Using the records provided below, locate and copy each line that contains the word "name".
━━━━
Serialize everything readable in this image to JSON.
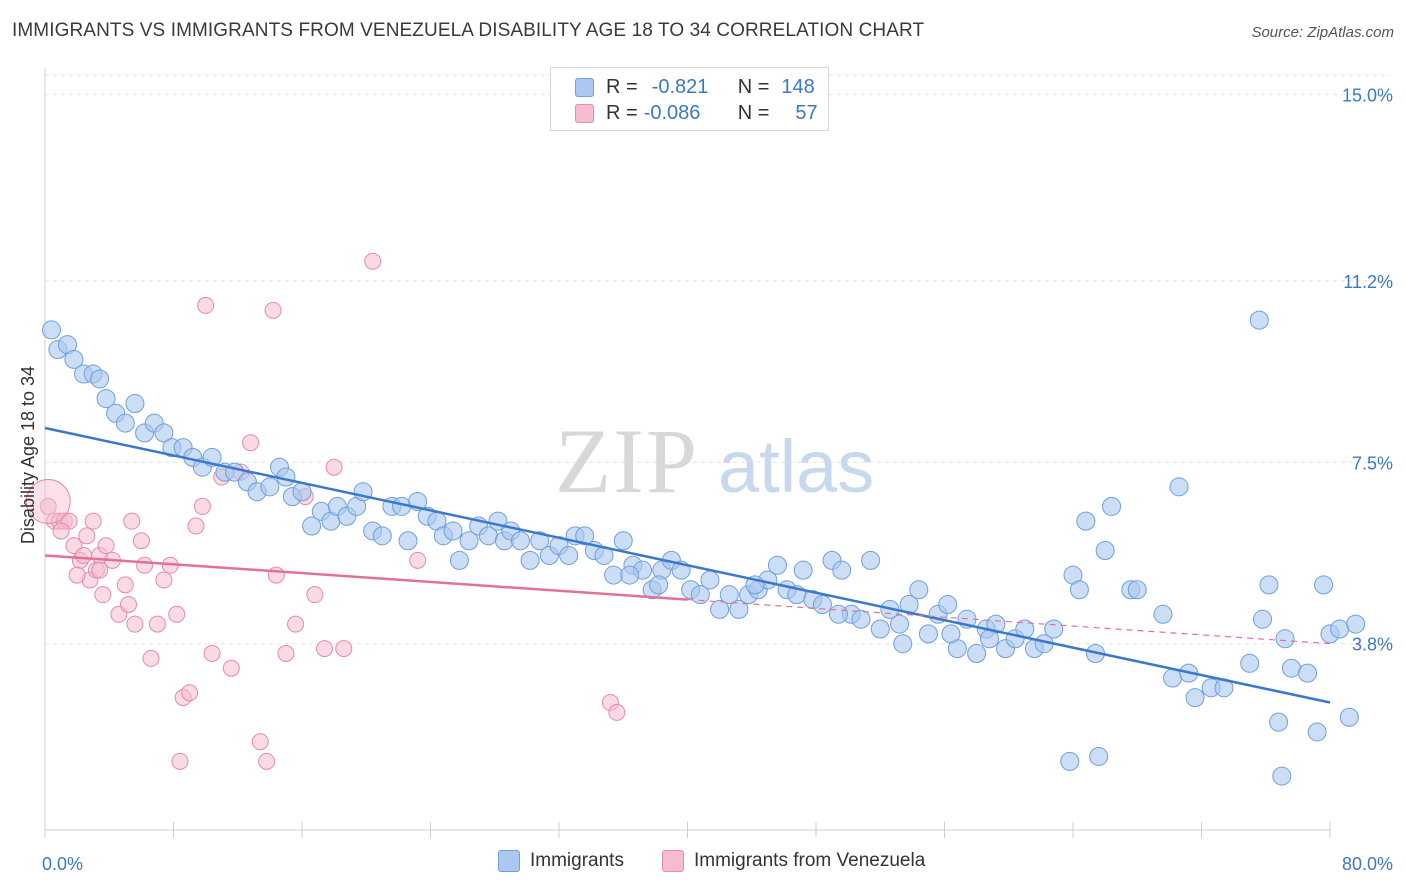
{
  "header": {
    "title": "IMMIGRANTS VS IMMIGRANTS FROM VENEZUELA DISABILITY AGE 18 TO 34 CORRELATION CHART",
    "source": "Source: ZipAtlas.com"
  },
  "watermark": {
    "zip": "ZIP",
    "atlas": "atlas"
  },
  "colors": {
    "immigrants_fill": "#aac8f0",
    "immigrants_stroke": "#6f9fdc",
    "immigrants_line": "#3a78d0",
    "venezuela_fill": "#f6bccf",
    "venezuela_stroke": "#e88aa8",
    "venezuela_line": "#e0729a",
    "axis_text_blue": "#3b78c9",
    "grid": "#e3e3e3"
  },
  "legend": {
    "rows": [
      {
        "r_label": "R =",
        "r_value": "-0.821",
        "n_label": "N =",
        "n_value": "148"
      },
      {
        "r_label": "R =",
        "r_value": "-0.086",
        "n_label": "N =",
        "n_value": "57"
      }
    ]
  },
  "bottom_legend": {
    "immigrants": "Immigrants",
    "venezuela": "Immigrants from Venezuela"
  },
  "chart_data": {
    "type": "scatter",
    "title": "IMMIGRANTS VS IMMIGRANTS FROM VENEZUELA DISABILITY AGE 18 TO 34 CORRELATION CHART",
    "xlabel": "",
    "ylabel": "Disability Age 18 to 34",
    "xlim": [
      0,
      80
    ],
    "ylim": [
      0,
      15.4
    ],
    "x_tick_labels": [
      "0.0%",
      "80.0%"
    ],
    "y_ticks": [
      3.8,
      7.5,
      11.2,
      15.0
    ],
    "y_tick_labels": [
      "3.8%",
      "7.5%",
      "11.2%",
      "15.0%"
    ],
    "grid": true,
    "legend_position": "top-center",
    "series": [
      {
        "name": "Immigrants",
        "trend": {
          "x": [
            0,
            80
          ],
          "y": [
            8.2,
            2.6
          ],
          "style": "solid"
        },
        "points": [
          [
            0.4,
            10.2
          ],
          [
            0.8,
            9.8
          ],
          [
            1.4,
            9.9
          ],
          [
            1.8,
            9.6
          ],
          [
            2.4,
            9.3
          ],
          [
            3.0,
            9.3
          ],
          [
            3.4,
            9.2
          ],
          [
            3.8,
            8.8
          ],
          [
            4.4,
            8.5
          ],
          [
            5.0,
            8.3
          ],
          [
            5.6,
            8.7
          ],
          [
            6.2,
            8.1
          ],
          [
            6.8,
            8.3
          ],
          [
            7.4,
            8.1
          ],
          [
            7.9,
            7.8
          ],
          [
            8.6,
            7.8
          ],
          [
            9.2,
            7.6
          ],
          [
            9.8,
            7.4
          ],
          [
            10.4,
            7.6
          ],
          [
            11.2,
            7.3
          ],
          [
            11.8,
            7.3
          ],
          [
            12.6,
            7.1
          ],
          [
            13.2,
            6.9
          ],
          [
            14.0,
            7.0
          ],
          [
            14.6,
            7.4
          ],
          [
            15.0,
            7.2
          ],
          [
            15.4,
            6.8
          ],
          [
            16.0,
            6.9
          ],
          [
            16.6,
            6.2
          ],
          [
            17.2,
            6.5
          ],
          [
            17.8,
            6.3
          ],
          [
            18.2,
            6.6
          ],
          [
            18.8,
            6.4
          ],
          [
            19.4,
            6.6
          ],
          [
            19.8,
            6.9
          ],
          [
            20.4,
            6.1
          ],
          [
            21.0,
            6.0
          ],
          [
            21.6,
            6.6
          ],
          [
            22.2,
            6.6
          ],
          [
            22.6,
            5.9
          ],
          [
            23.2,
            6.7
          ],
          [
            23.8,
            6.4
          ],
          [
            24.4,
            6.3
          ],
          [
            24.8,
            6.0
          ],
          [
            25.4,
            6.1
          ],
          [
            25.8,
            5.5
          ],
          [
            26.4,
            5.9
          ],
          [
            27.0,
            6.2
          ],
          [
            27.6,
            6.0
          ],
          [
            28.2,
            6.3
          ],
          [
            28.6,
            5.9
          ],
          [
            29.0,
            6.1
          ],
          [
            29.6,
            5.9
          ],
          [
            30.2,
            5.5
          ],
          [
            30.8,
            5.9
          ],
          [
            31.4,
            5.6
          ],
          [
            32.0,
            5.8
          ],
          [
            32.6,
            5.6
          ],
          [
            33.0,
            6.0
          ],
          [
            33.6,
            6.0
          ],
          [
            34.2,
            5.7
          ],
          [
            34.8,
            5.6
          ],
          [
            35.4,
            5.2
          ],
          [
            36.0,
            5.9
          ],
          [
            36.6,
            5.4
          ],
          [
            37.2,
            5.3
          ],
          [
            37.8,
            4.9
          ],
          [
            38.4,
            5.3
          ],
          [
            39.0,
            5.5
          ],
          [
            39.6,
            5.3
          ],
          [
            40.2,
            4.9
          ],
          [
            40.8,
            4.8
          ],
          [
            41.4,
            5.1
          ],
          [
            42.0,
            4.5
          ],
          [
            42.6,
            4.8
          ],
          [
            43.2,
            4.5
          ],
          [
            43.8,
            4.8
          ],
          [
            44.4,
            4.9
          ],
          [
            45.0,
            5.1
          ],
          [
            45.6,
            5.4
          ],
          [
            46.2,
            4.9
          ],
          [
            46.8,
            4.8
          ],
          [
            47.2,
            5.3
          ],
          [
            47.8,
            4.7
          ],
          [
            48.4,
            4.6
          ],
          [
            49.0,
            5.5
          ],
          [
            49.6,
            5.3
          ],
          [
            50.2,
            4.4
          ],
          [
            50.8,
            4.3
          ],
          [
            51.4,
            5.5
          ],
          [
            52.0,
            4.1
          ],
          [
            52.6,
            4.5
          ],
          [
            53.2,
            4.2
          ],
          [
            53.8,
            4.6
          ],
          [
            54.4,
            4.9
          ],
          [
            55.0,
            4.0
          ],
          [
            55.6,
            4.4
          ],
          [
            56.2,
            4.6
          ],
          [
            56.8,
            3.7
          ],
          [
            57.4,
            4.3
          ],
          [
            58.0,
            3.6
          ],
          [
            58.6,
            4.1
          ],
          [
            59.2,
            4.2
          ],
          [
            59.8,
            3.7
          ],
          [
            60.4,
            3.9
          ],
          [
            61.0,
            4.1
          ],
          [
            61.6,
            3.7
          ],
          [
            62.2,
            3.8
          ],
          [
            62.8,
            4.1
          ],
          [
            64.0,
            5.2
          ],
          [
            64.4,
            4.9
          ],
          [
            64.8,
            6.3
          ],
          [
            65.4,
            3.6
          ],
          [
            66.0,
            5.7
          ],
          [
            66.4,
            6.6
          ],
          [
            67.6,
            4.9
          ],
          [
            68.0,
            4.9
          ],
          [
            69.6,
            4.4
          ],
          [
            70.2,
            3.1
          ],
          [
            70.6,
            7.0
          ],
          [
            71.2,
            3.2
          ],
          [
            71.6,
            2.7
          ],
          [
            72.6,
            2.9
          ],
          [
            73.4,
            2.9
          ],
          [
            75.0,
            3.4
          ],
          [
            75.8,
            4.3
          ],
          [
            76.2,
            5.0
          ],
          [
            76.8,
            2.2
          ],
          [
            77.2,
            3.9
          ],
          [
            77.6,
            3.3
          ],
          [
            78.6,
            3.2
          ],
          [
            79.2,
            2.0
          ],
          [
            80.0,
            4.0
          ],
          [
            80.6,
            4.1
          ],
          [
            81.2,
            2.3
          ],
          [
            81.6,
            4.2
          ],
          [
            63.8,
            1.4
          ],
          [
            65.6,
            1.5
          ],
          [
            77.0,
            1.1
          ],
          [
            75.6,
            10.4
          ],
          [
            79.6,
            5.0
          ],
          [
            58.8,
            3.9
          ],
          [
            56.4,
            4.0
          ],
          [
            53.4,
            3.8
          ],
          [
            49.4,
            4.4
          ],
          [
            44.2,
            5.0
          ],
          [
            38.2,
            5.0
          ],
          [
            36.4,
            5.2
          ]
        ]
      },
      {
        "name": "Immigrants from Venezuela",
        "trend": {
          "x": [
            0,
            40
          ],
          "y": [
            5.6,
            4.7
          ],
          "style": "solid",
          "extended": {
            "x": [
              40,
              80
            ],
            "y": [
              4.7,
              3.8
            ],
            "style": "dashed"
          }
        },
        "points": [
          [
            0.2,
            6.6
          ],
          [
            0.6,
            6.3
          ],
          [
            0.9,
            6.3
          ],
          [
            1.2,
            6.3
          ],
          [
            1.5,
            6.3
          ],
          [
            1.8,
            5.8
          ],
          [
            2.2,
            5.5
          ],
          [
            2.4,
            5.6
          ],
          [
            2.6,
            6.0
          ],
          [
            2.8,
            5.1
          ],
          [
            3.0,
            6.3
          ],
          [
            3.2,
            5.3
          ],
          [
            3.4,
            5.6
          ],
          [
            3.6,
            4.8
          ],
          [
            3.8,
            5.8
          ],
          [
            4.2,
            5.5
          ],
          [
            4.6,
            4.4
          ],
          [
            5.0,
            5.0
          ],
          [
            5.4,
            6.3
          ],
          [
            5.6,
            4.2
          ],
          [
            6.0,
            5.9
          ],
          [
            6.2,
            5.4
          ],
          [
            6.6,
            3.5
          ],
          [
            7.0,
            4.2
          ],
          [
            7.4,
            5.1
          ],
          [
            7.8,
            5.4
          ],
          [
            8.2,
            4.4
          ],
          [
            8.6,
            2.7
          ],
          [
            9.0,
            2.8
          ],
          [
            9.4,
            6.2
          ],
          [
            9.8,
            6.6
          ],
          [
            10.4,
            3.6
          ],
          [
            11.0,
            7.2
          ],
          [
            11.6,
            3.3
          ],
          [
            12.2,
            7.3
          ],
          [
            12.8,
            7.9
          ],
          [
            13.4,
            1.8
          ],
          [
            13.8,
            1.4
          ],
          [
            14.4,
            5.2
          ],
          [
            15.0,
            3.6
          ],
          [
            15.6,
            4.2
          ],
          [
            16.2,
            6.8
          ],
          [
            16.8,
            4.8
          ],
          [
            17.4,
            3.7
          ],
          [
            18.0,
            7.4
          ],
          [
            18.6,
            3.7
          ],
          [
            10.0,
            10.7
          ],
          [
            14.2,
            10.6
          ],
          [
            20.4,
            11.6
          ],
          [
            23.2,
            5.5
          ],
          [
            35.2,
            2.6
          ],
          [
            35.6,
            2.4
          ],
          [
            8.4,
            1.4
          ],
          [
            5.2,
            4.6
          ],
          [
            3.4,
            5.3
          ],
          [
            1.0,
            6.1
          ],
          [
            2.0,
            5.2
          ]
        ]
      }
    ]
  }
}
━━━━
(Output of the exercise):
        "name": "Immigrants",
        "name": "Immigrants from Venezuela",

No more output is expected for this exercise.